Stored data
•••
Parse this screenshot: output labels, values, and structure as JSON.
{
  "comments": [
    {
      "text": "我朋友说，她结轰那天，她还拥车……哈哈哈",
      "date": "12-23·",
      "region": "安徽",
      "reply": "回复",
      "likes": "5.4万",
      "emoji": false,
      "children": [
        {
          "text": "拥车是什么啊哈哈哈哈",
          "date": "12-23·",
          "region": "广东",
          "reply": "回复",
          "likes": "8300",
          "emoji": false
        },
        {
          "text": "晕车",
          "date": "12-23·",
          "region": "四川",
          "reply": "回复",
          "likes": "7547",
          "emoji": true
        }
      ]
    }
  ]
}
•••
Your objective: Reproduce every line of the data verbatim.

Task result:
Parse this screenshot: output labels, values, and structure as JSON.
{
  "comments": [
    {
      "text": "我朋友说，她结轰那天，她还拥车……哈哈哈",
      "date": "12-23·",
      "region": "安徽",
      "reply": "回复",
      "likes": "5.4万",
      "emoji": false,
      "children": [
        {
          "text": "拥车是什么啊哈哈哈哈",
          "date": "12-23·",
          "region": "广东",
          "reply": "回复",
          "likes": "8300",
          "emoji": false
        },
        {
          "text": "晕车",
          "date": "12-23·",
          "region": "四川",
          "reply": "回复",
          "likes": "7547",
          "emoji": true
        }
      ]
    }
  ]
}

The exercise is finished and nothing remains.